To be done ▸ Identify, in the records below, every line where the string "this" appears, and copy each such line.

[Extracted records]

========

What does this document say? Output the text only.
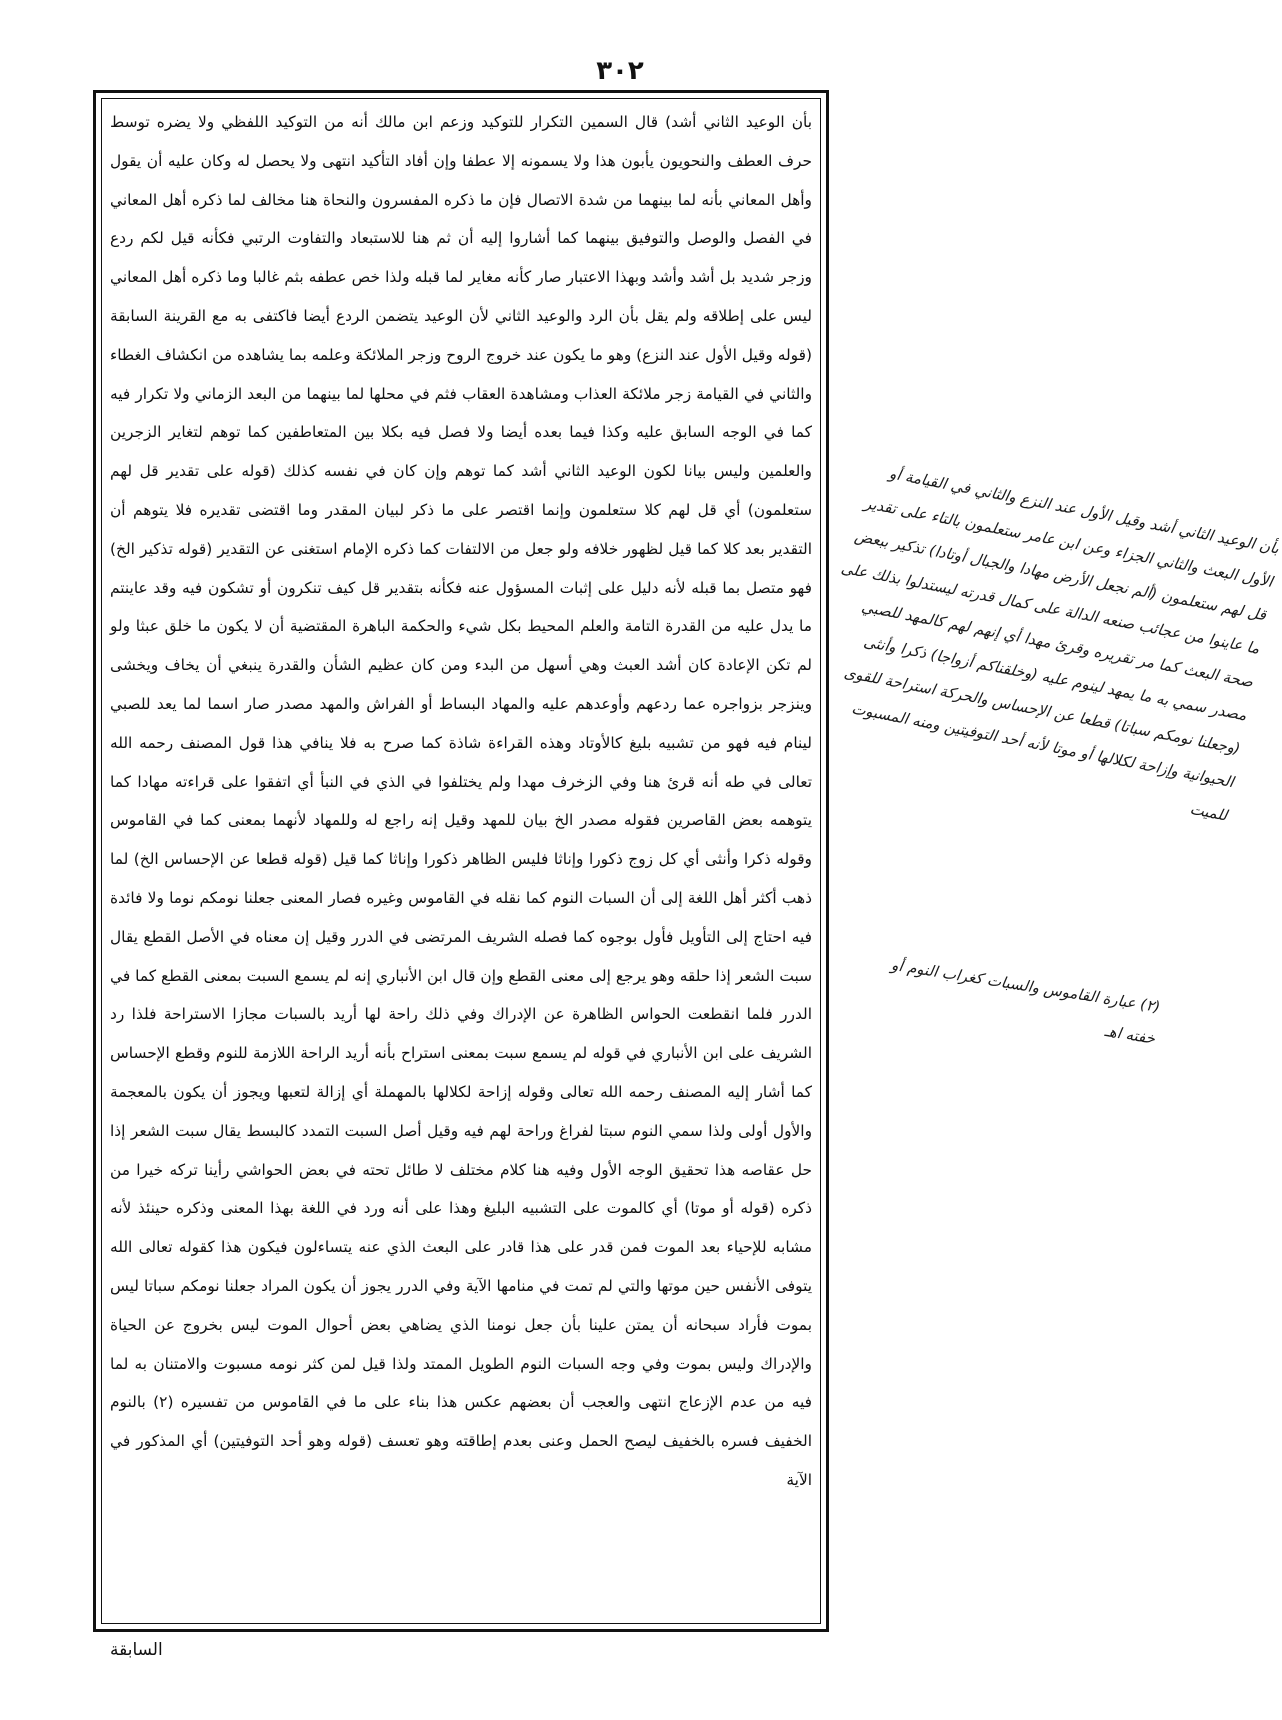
٣٠٢

بأن الوعيد الثاني أشد) قال السمين التكرار للتوكيد وزعم ابن مالك أنه من التوكيد اللفظي ولا يضره توسط حرف العطف والنحويون يأبون هذا ولا يسمونه إلا عطفا وإن أفاد التأكيد انتهى ولا يحصل له وكان عليه أن يقول وأهل المعاني بأنه لما بينهما من شدة الاتصال فإن ما ذكره المفسرون والنحاة هنا مخالف لما ذكره أهل المعاني في الفصل والوصل والتوفيق بينهما كما أشاروا إليه أن ثم هنا للاستبعاد والتفاوت الرتبي فكأنه قيل لكم ردع وزجر شديد بل أشد وأشد وبهذا الاعتبار صار كأنه مغاير لما قبله ولذا خص عطفه بثم غالبا وما ذكره أهل المعاني ليس على إطلاقه ولم يقل بأن الرد والوعيد الثاني لأن الوعيد يتضمن الردع أيضا فاكتفى به مع القرينة السابقة (قوله وقيل الأول عند النزع) وهو ما يكون عند خروج الروح وزجر الملائكة وعلمه بما يشاهده من انكشاف الغطاء والثاني في القيامة زجر ملائكة العذاب ومشاهدة العقاب فثم في محلها لما بينهما من البعد الزماني ولا تكرار فيه كما في الوجه السابق عليه وكذا فيما بعده أيضا ولا فصل فيه بكلا بين المتعاطفين كما توهم لتغاير الزجرين والعلمين وليس بيانا لكون الوعيد الثاني أشد كما توهم وإن كان في نفسه كذلك (قوله على تقدير قل لهم ستعلمون) أي قل لهم كلا ستعلمون وإنما اقتصر على ما ذكر لبيان المقدر وما اقتضى تقديره فلا يتوهم أن التقدير بعد كلا كما قيل لظهور خلافه ولو جعل من الالتفات كما ذكره الإمام استغنى عن التقدير (قوله تذكير الخ) فهو متصل بما قبله لأنه دليل على إثبات المسؤول عنه فكأنه بتقدير قل كيف تنكرون أو تشكون فيه وقد عاينتم ما يدل عليه من القدرة التامة والعلم المحيط بكل شيء والحكمة الباهرة المقتضية أن لا يكون ما خلق عبثا ولو لم تكن الإعادة كان أشد العبث وهي أسهل من البدء ومن كان عظيم الشأن والقدرة ينبغي أن يخاف ويخشى وينزجر بزواجره عما ردعهم وأوعدهم عليه والمهاد البساط أو الفراش والمهد مصدر صار اسما لما يعد للصبي لينام فيه فهو من تشبيه بليغ كالأوتاد وهذه القراءة شاذة كما صرح به فلا ينافي هذا قول المصنف رحمه الله تعالى في طه أنه قرئ هنا وفي الزخرف مهدا ولم يختلفوا في الذي في النبأ أي اتفقوا على قراءته مهادا كما يتوهمه بعض القاصرين فقوله مصدر الخ بيان للمهد وقيل إنه راجع له وللمهاد لأنهما بمعنى كما في القاموس وقوله ذكرا وأنثى أي كل زوج ذكورا وإناثا فليس الظاهر ذكورا وإناثا كما قيل (قوله قطعا عن الإحساس الخ) لما ذهب أكثر أهل اللغة إلى أن السبات النوم كما نقله في القاموس وغيره فصار المعنى جعلنا نومكم نوما ولا فائدة فيه احتاج إلى التأويل فأول بوجوه كما فصله الشريف المرتضى في الدرر وقيل إن معناه في الأصل القطع يقال سبت الشعر إذا حلقه وهو يرجع إلى معنى القطع وإن قال ابن الأنباري إنه لم يسمع السبت بمعنى القطع كما في الدرر فلما انقطعت الحواس الظاهرة عن الإدراك وفي ذلك راحة لها أريد بالسبات مجازا الاستراحة فلذا رد الشريف على ابن الأنباري في قوله لم يسمع سبت بمعنى استراح بأنه أريد الراحة اللازمة للنوم وقطع الإحساس كما أشار إليه المصنف رحمه الله تعالى وقوله إزاحة لكلالها بالمهملة أي إزالة لتعبها ويجوز أن يكون بالمعجمة والأول أولى ولذا سمي النوم سبتا لفراغ وراحة لهم فيه وقيل أصل السبت التمدد كالبسط يقال سبت الشعر إذا حل عقاصه هذا تحقيق الوجه الأول وفيه هنا كلام مختلف لا طائل تحته في بعض الحواشي رأينا تركه خيرا من ذكره (قوله أو موتا) أي كالموت على التشبيه البليغ وهذا على أنه ورد في اللغة بهذا المعنى وذكره حينئذ لأنه مشابه للإحياء بعد الموت فمن قدر على هذا قادر على البعث الذي عنه يتساءلون فيكون هذا كقوله تعالى الله يتوفى الأنفس حين موتها والتي لم تمت في منامها الآية وفي الدرر يجوز أن يكون المراد جعلنا نومكم سباتا ليس بموت فأراد سبحانه أن يمتن علينا بأن جعل نومنا الذي يضاهي بعض أحوال الموت ليس بخروج عن الحياة والإدراك وليس بموت وفي وجه السبات النوم الطويل الممتد ولذا قيل لمن كثر نومه مسبوت والامتنان به لما فيه من عدم الإزعاج انتهى والعجب أن بعضهم عكس هذا بناء على ما في القاموس من تفسيره (٢) بالنوم الخفيف فسره بالخفيف ليصح الحمل وعنى بعدم إطاقته وهو تعسف (قوله وهو أحد التوفيتين) أي المذكور في الآية

بأن الوعيد الثاني أشد وقيل الأول عند النزع والثاني في القيامة أو الأول البعث والثاني الجزاء وعن ابن عامر ستعلمون بالتاء على تقدير قل لهم ستعلمون (ألم نجعل الأرض مهادا والجبال أوتادا) تذكير ببعض ما عاينوا من عجائب صنعه الدالة على كمال قدرته ليستدلوا بذلك على صحة البعث كما مر تقريره وقرئ مهدا أي إنهم لهم كالمهد للصبي مصدر سمي به ما يمهد لينوم عليه (وخلقناكم أزواجا) ذكرا وأنثى (وجعلنا نومكم سباتا) قطعا عن الإحساس والحركة استراحة للقوى الحيوانية وإزاحة لكلالها أو موتا لأنه أحد التوفيتين ومنه المسبوت للميت
(٢) عبارة القاموس والسبات كغراب النوم أو خفته اهـ
السابقة
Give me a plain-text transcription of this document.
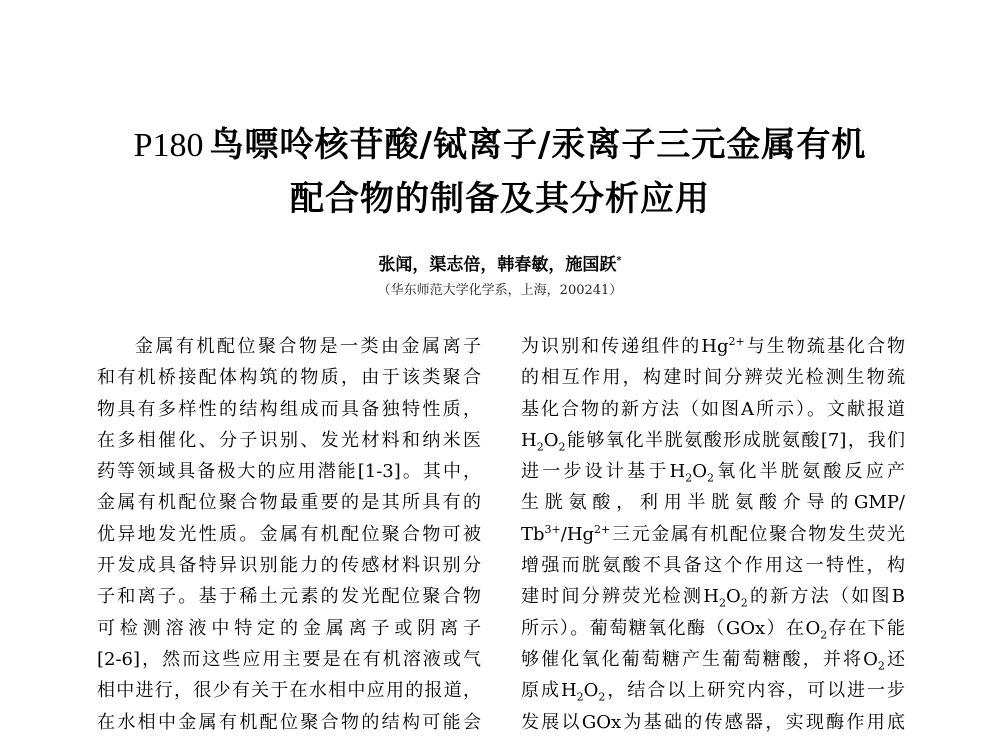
P180 鸟嘌呤核苷酸/铽离子/汞离子三元金属有机
配合物的制备及其分析应用
张闻，渠志倍，韩春敏，施国跃*
（华东师范大学化学系，上海，200241）
金属有机配位聚合物是一类由金属离子
和有机桥接配体构筑的物质，由于该类聚合
物具有多样性的结构组成而具备独特性质，
在多相催化、分子识别、发光材料和纳米医
药等领域具备极大的应用潜能[1-3]。其中，
金属有机配位聚合物最重要的是其所具有的
优异地发光性质。金属有机配位聚合物可被
开发成具备特异识别能力的传感材料识别分
子和离子。基于稀土元素的发光配位聚合物
可检测溶液中特定的金属离子或阴离子
[2-6]，然而这些应用主要是在有机溶液或气
相中进行，很少有关于在水相中应用的报道，
在水相中金属有机配位聚合物的结构可能会
为识别和传递组件的$Hg^{2+}$与生物巯基化合物
的相互作用，构建时间分辨荧光检测生物巯
基化合物的新方法（如图A所示）。文献报道
$H_2O_2$能够氧化半胱氨酸形成胱氨酸[7]，我们
进一步设计基于$H_2O_2$氧化半胱氨酸反应产
生胱氨酸，利用半胱氨酸介导的GMP/
$Tb^{3+}/Hg^{2+}$三元金属有机配位聚合物发生荧光
增强而胱氨酸不具备这个作用这一特性，构
建时间分辨荧光检测$H_2O_2$的新方法（如图B
所示）。葡萄糖氧化酶（GOx）在$O_2$存在下能
够催化氧化葡萄糖产生葡萄糖酸，并将$O_2$还
原成$H_2O_2$，结合以上研究内容，可以进一步
发展以GOx为基础的传感器，实现酶作用底
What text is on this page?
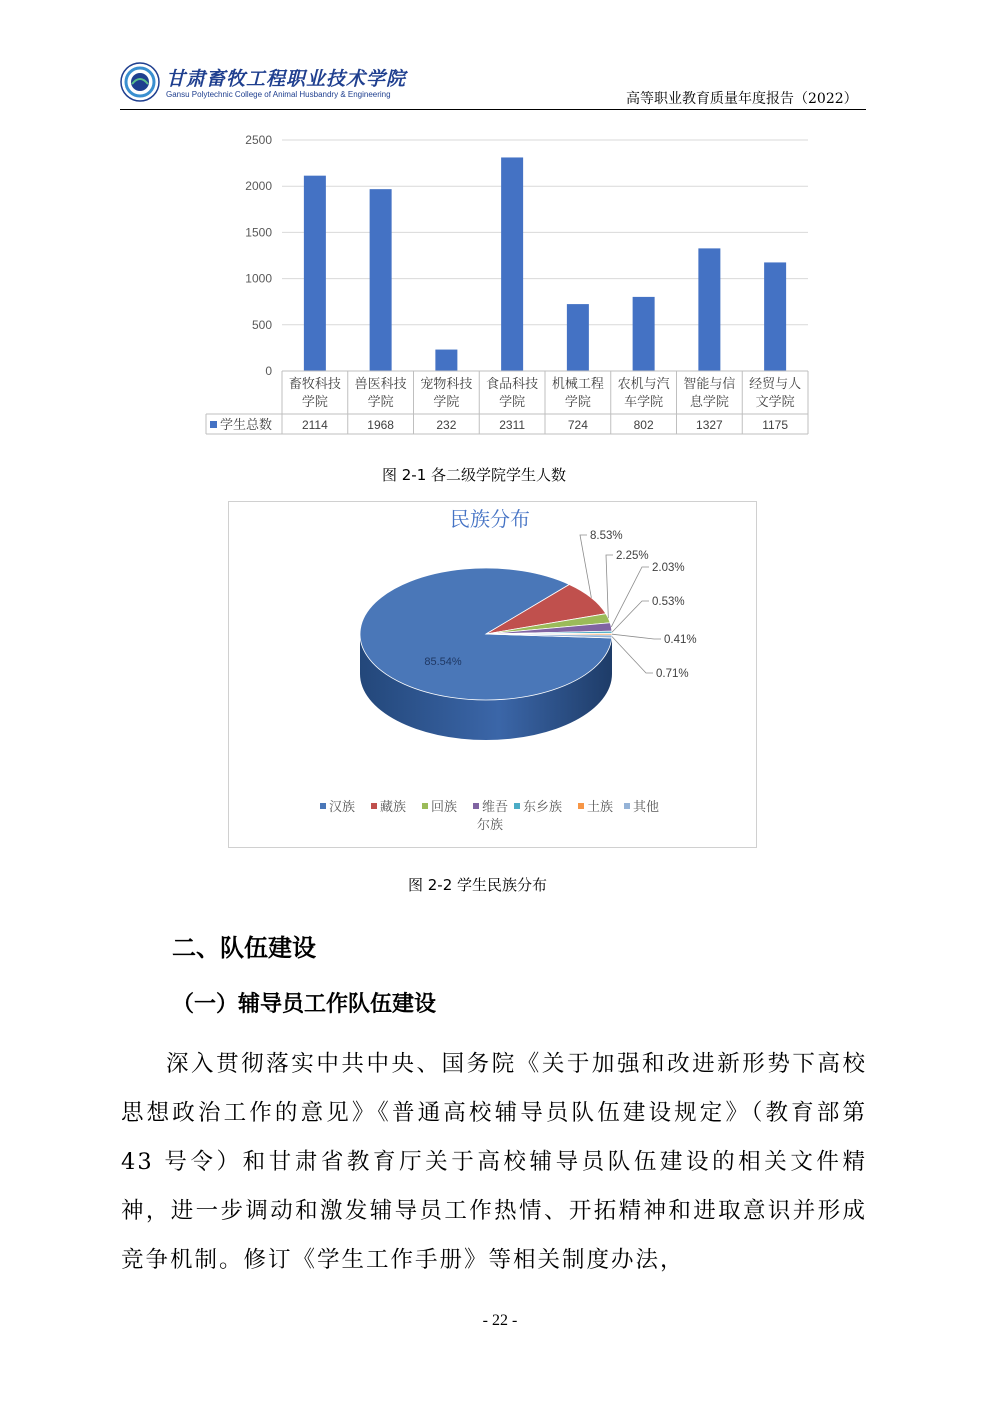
甘肃畜牧工程职业技术学院
Gansu Polytechnic College of Animal Husbandry & Engineering	高等职业教育质量年度报告（2022）
0
500
1000
1500
2000
2500
学生总数
畜牧科技
学院
2114
兽医科技
学院
1968
宠物科技
学院
232
食品科技
学院
2311
机械工程
学院
724
农机与汽
车学院
802
智能与信
息学院
1327
经贸与人
文学院
1175
图 2-1 各二级学院学生人数
民族分布
85.54%
8.53%
2.25%
2.03%
0.53%
0.41%
0.71%
汉族 藏族 回族 维吾
尔族
东乡族 土族 其他
图 2-2 学生民族分布
二、队伍建设
（一）辅导员工作队伍建设

深入贯彻落实中共中央、国务院《关于加强和改进新形势下高校思想政治工作的意见》《普通高校辅导员队伍建设规定》（教育部第 43 号令）和甘肃省教育厅关于高校辅导员队伍建设的相关文件精神，进一步调动和激发辅导员工作热情、开拓精神和进取意识并形成竞争机制。修订《学生工作手册》等相关制度办法，

- 22 -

========

In response ▸
What does this document say? Output the text only.
Give me a plain-text transcription of this document.
What text is on this page?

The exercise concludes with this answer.